--- Given instruction ---
Look for "false" in each line of the entries, and return the matching lines.

Extracted records
□ □ □ □
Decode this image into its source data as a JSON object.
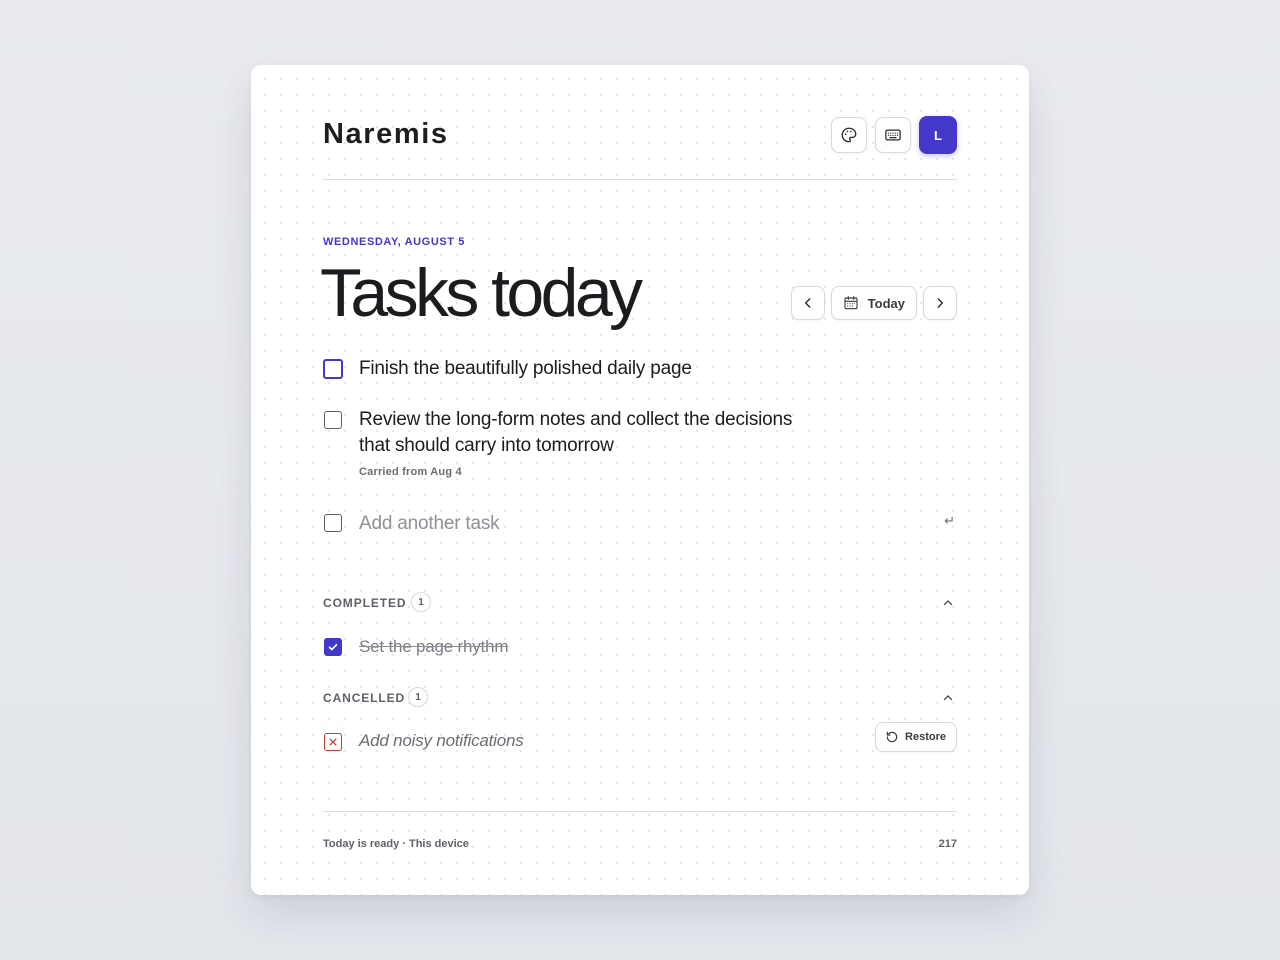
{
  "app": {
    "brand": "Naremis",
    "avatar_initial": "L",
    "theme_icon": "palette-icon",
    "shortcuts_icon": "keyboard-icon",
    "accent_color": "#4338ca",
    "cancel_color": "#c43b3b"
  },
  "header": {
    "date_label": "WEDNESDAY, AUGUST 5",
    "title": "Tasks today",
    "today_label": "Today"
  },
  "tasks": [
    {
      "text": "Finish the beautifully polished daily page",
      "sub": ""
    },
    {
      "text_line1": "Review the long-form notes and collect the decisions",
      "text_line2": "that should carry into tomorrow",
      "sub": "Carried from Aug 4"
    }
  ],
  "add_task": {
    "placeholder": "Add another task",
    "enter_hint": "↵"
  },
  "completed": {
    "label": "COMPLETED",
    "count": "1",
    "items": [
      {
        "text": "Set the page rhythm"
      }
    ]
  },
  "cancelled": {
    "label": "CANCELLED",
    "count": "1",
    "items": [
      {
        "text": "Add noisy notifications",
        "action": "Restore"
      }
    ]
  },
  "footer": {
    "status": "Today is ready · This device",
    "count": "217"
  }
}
□ □ □ □
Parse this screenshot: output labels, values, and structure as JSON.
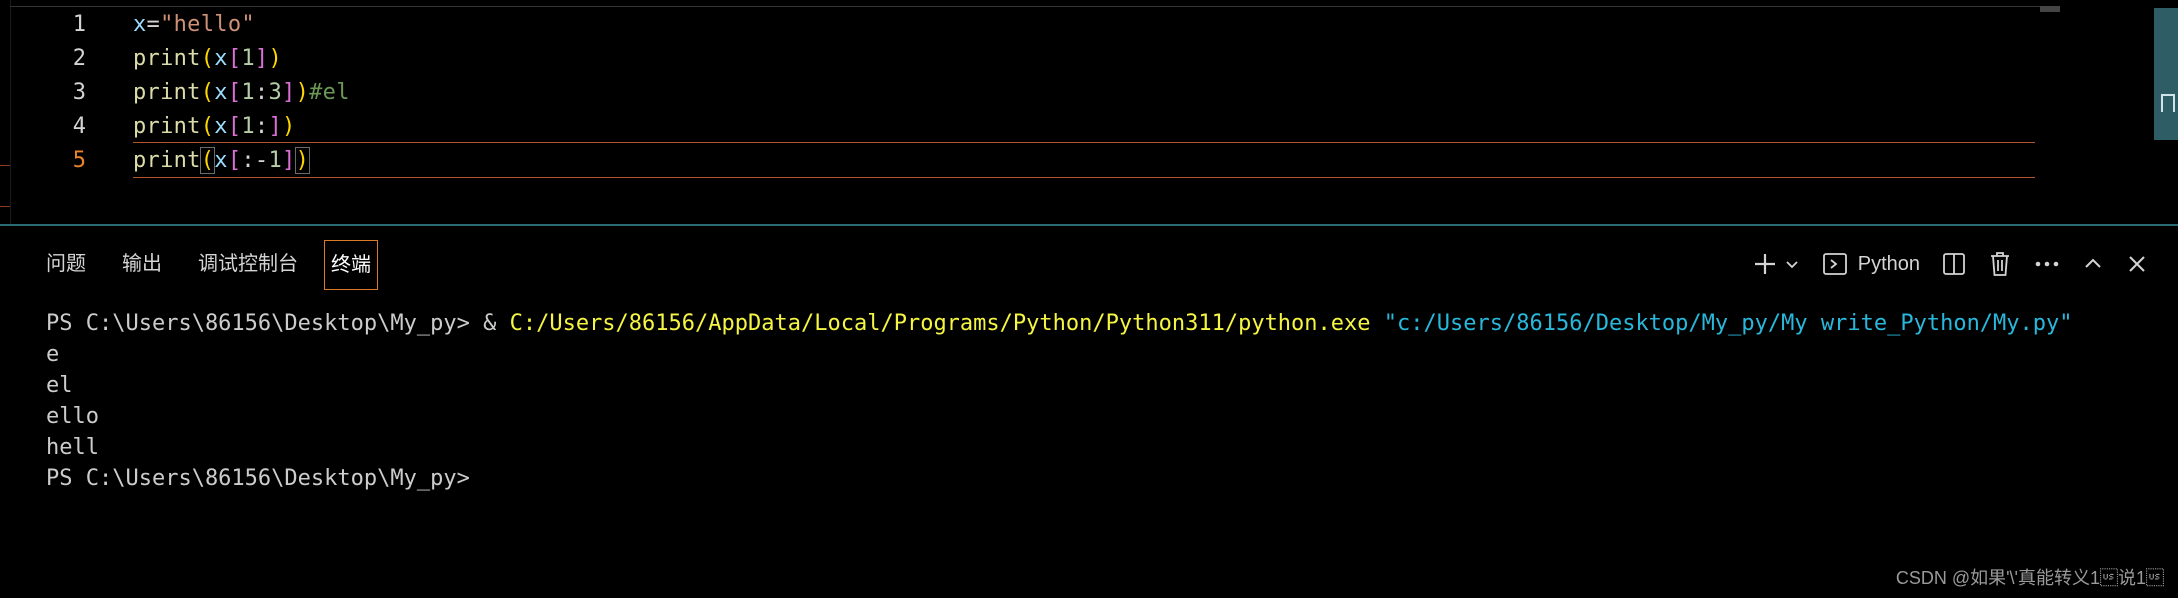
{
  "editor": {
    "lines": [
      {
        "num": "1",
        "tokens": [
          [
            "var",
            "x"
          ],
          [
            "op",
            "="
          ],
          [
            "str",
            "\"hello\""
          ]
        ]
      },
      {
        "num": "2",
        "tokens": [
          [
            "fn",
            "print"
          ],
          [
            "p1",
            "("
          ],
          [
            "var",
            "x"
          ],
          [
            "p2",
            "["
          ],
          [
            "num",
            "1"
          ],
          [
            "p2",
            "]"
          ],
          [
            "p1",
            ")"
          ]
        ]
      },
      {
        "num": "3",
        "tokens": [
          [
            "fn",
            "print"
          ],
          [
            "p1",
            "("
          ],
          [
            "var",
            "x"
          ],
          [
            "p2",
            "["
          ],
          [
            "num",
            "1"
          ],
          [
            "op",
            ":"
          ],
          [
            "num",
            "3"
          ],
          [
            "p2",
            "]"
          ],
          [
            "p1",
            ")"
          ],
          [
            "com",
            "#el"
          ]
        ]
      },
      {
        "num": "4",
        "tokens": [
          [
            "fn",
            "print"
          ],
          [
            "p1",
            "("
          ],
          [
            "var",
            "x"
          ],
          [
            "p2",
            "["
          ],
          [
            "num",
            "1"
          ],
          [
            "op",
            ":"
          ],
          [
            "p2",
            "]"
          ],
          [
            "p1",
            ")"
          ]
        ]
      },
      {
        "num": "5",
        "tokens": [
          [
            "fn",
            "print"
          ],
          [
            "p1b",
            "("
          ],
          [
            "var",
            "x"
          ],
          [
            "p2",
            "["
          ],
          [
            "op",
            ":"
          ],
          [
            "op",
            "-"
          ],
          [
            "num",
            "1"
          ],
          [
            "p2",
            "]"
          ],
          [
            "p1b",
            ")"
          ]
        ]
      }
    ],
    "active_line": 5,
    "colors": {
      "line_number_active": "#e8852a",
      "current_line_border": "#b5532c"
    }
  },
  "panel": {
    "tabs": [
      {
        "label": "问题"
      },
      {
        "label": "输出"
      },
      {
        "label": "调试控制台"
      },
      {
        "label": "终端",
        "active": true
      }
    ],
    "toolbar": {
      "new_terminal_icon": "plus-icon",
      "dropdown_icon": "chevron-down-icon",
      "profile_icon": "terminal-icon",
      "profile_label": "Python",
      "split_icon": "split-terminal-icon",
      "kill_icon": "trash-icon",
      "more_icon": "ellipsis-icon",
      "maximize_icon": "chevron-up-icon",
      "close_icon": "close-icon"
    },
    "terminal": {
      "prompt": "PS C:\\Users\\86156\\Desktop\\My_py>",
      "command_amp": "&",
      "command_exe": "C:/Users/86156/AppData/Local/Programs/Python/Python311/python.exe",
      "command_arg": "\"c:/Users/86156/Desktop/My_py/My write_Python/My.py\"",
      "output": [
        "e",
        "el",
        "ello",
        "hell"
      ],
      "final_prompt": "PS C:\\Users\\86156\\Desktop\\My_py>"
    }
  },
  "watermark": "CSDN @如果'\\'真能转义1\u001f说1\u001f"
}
□ □ □ □
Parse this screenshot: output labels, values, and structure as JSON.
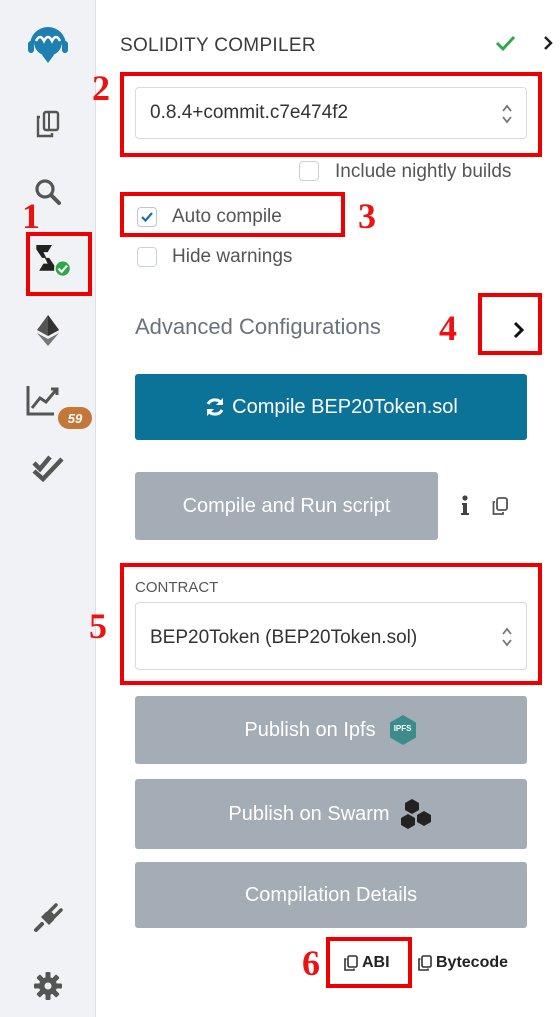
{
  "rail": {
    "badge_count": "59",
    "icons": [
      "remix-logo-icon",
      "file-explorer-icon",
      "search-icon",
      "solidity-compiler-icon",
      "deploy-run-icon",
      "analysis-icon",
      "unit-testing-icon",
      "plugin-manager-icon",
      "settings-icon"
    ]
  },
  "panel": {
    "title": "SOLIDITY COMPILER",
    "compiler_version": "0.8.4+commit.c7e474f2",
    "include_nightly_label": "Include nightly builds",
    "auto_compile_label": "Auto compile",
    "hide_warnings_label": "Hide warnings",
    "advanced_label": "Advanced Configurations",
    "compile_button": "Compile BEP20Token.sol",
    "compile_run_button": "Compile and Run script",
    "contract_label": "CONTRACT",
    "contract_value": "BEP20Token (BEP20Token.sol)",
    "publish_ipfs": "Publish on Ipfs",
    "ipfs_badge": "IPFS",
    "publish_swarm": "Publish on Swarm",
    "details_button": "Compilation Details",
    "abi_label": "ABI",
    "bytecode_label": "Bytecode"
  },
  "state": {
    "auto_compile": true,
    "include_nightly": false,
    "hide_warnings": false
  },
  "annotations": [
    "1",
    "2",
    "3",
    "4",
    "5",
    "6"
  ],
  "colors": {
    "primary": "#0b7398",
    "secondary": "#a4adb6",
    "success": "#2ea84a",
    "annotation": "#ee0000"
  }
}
□ □ □ □
--- Task response ---
    "include_nightly": false,
    "hide_warnings": false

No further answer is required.